# Extracted material
■ ■ ■ ■ ■ ■ ■
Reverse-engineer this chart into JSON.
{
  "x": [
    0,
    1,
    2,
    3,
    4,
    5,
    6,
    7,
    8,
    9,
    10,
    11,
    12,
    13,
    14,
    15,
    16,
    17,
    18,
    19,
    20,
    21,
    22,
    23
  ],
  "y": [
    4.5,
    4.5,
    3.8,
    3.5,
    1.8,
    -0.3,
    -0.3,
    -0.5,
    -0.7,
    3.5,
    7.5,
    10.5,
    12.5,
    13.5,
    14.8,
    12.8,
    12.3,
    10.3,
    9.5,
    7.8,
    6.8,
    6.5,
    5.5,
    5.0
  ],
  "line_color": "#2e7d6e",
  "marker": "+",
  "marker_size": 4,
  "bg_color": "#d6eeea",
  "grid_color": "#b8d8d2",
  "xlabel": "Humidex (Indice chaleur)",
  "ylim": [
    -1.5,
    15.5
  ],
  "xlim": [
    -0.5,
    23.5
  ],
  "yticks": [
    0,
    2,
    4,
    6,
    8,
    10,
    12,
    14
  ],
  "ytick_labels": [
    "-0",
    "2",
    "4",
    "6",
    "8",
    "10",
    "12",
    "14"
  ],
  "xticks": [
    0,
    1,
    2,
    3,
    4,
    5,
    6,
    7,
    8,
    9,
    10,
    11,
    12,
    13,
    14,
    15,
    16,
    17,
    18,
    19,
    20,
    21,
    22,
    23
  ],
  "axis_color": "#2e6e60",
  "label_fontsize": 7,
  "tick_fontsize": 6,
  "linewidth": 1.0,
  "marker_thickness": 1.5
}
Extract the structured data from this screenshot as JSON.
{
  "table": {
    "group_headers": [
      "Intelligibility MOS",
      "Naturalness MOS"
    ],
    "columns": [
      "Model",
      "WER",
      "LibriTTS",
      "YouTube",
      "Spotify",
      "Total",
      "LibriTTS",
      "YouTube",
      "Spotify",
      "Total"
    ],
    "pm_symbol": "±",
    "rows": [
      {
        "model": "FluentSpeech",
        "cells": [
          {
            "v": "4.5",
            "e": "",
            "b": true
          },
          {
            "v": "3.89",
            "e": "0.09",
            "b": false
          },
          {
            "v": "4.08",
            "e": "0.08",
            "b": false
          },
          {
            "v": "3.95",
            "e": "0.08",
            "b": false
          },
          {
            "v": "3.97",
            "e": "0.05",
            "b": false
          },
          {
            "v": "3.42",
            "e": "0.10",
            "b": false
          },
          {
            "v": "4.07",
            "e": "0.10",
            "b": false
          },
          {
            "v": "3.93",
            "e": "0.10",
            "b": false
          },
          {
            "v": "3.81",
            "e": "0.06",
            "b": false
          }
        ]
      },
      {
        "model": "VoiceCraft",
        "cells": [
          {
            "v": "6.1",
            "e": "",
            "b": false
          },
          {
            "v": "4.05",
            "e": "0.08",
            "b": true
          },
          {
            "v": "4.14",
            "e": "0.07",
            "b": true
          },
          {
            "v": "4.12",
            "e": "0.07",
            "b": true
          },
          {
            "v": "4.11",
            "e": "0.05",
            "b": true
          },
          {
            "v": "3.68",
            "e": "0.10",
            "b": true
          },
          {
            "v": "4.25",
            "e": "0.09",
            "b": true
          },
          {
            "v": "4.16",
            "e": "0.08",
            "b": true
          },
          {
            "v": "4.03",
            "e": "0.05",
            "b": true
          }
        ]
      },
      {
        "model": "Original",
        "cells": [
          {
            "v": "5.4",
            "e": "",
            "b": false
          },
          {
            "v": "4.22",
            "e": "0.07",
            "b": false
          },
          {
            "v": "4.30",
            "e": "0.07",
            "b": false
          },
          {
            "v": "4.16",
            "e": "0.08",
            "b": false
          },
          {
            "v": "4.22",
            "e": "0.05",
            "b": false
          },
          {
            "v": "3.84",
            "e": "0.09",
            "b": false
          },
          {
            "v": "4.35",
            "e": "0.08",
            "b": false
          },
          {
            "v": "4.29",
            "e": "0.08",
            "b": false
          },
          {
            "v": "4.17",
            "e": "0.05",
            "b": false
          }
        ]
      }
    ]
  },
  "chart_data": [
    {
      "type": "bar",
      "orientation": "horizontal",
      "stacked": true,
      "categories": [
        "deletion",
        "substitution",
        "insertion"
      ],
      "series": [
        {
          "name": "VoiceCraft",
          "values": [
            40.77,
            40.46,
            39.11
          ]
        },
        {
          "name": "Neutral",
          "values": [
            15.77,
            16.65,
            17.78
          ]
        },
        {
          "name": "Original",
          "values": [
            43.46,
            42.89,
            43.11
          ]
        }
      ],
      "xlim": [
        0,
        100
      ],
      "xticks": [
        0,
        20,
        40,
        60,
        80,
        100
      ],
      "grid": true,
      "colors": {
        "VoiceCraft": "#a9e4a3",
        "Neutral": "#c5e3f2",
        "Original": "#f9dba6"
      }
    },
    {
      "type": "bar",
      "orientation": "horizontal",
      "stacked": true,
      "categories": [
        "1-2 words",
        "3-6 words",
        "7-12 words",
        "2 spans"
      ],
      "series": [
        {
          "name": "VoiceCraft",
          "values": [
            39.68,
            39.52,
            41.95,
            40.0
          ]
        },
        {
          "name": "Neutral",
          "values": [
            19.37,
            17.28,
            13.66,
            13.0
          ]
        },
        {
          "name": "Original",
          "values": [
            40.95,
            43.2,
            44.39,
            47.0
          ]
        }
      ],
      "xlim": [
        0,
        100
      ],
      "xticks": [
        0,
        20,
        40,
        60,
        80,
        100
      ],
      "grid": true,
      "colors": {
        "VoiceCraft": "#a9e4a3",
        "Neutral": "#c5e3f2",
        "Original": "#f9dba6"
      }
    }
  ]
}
■ ■ ■ ■ ■ ■ ■
# Short problem
From the listing above, reproduce all the lines exactly.

# Exercise solution
Reverse-engineer this chart into JSON.
{
  "x": [
    0,
    1,
    2,
    3,
    4,
    5,
    6,
    7,
    8,
    9,
    10,
    11,
    12,
    13,
    14,
    15,
    16,
    17,
    18,
    19,
    20,
    21,
    22,
    23
  ],
  "y": [
    4.5,
    4.5,
    3.8,
    3.5,
    1.8,
    -0.3,
    -0.3,
    -0.5,
    -0.7,
    3.5,
    7.5,
    10.5,
    12.5,
    13.5,
    14.8,
    12.8,
    12.3,
    10.3,
    9.5,
    7.8,
    6.8,
    6.5,
    5.5,
    5.0
  ],
  "line_color": "#2e7d6e",
  "marker": "+",
  "marker_size": 4,
  "bg_color": "#d6eeea",
  "grid_color": "#b8d8d2",
  "xlabel": "Humidex (Indice chaleur)",
  "ylim": [
    -1.5,
    15.5
  ],
  "xlim": [
    -0.5,
    23.5
  ],
  "yticks": [
    0,
    2,
    4,
    6,
    8,
    10,
    12,
    14
  ],
  "ytick_labels": [
    "-0",
    "2",
    "4",
    "6",
    "8",
    "10",
    "12",
    "14"
  ],
  "xticks": [
    0,
    1,
    2,
    3,
    4,
    5,
    6,
    7,
    8,
    9,
    10,
    11,
    12,
    13,
    14,
    15,
    16,
    17,
    18,
    19,
    20,
    21,
    22,
    23
  ],
  "axis_color": "#2e6e60",
  "label_fontsize": 7,
  "tick_fontsize": 6,
  "linewidth": 1.0,
  "marker_thickness": 1.5
}
Extract the structured data from this screenshot as JSON.
{
  "table": {
    "group_headers": [
      "Intelligibility MOS",
      "Naturalness MOS"
    ],
    "columns": [
      "Model",
      "WER",
      "LibriTTS",
      "YouTube",
      "Spotify",
      "Total",
      "LibriTTS",
      "YouTube",
      "Spotify",
      "Total"
    ],
    "pm_symbol": "±",
    "rows": [
      {
        "model": "FluentSpeech",
        "cells": [
          {
            "v": "4.5",
            "e": "",
            "b": true
          },
          {
            "v": "3.89",
            "e": "0.09",
            "b": false
          },
          {
            "v": "4.08",
            "e": "0.08",
            "b": false
          },
          {
            "v": "3.95",
            "e": "0.08",
            "b": false
          },
          {
            "v": "3.97",
            "e": "0.05",
            "b": false
          },
          {
            "v": "3.42",
            "e": "0.10",
            "b": false
          },
          {
            "v": "4.07",
            "e": "0.10",
            "b": false
          },
          {
            "v": "3.93",
            "e": "0.10",
            "b": false
          },
          {
            "v": "3.81",
            "e": "0.06",
            "b": false
          }
        ]
      },
      {
        "model": "VoiceCraft",
        "cells": [
          {
            "v": "6.1",
            "e": "",
            "b": false
          },
          {
            "v": "4.05",
            "e": "0.08",
            "b": true
          },
          {
            "v": "4.14",
            "e": "0.07",
            "b": true
          },
          {
            "v": "4.12",
            "e": "0.07",
            "b": true
          },
          {
            "v": "4.11",
            "e": "0.05",
            "b": true
          },
          {
            "v": "3.68",
            "e": "0.10",
            "b": true
          },
          {
            "v": "4.25",
            "e": "0.09",
            "b": true
          },
          {
            "v": "4.16",
            "e": "0.08",
            "b": true
          },
          {
            "v": "4.03",
            "e": "0.05",
            "b": true
          }
        ]
      },
      {
        "model": "Original",
        "cells": [
          {
            "v": "5.4",
            "e": "",
            "b": false
          },
          {
            "v": "4.22",
            "e": "0.07",
            "b": false
          },
          {
            "v": "4.30",
            "e": "0.07",
            "b": false
          },
          {
            "v": "4.16",
            "e": "0.08",
            "b": false
          },
          {
            "v": "4.22",
            "e": "0.05",
            "b": false
          },
          {
            "v": "3.84",
            "e": "0.09",
            "b": false
          },
          {
            "v": "4.35",
            "e": "0.08",
            "b": false
          },
          {
            "v": "4.29",
            "e": "0.08",
            "b": false
          },
          {
            "v": "4.17",
            "e": "0.05",
            "b": false
          }
        ]
      }
    ]
  },
  "chart_data": [
    {
      "type": "bar",
      "orientation": "horizontal",
      "stacked": true,
      "categories": [
        "deletion",
        "substitution",
        "insertion"
      ],
      "series": [
        {
          "name": "VoiceCraft",
          "values": [
            40.77,
            40.46,
            39.11
          ]
        },
        {
          "name": "Neutral",
          "values": [
            15.77,
            16.65,
            17.78
          ]
        },
        {
          "name": "Original",
          "values": [
            43.46,
            42.89,
            43.11
          ]
        }
      ],
      "xlim": [
        0,
        100
      ],
      "xticks": [
        0,
        20,
        40,
        60,
        80,
        100
      ],
      "grid": true,
      "colors": {
        "VoiceCraft": "#a9e4a3",
        "Neutral": "#c5e3f2",
        "Original": "#f9dba6"
      }
    },
    {
      "type": "bar",
      "orientation": "horizontal",
      "stacked": true,
      "categories": [
        "1-2 words",
        "3-6 words",
        "7-12 words",
        "2 spans"
      ],
      "series": [
        {
          "name": "VoiceCraft",
          "values": [
            39.68,
            39.52,
            41.95,
            40.0
          ]
        },
        {
          "name": "Neutral",
          "values": [
            19.37,
            17.28,
            13.66,
            13.0
          ]
        },
        {
          "name": "Original",
          "values": [
            40.95,
            43.2,
            44.39,
            47.0
          ]
        }
      ],
      "xlim": [
        0,
        100
      ],
      "xticks": [
        0,
        20,
        40,
        60,
        80,
        100
      ],
      "grid": true,
      "colors": {
        "VoiceCraft": "#a9e4a3",
        "Neutral": "#c5e3f2",
        "Original": "#f9dba6"
      }
    }
  ]
}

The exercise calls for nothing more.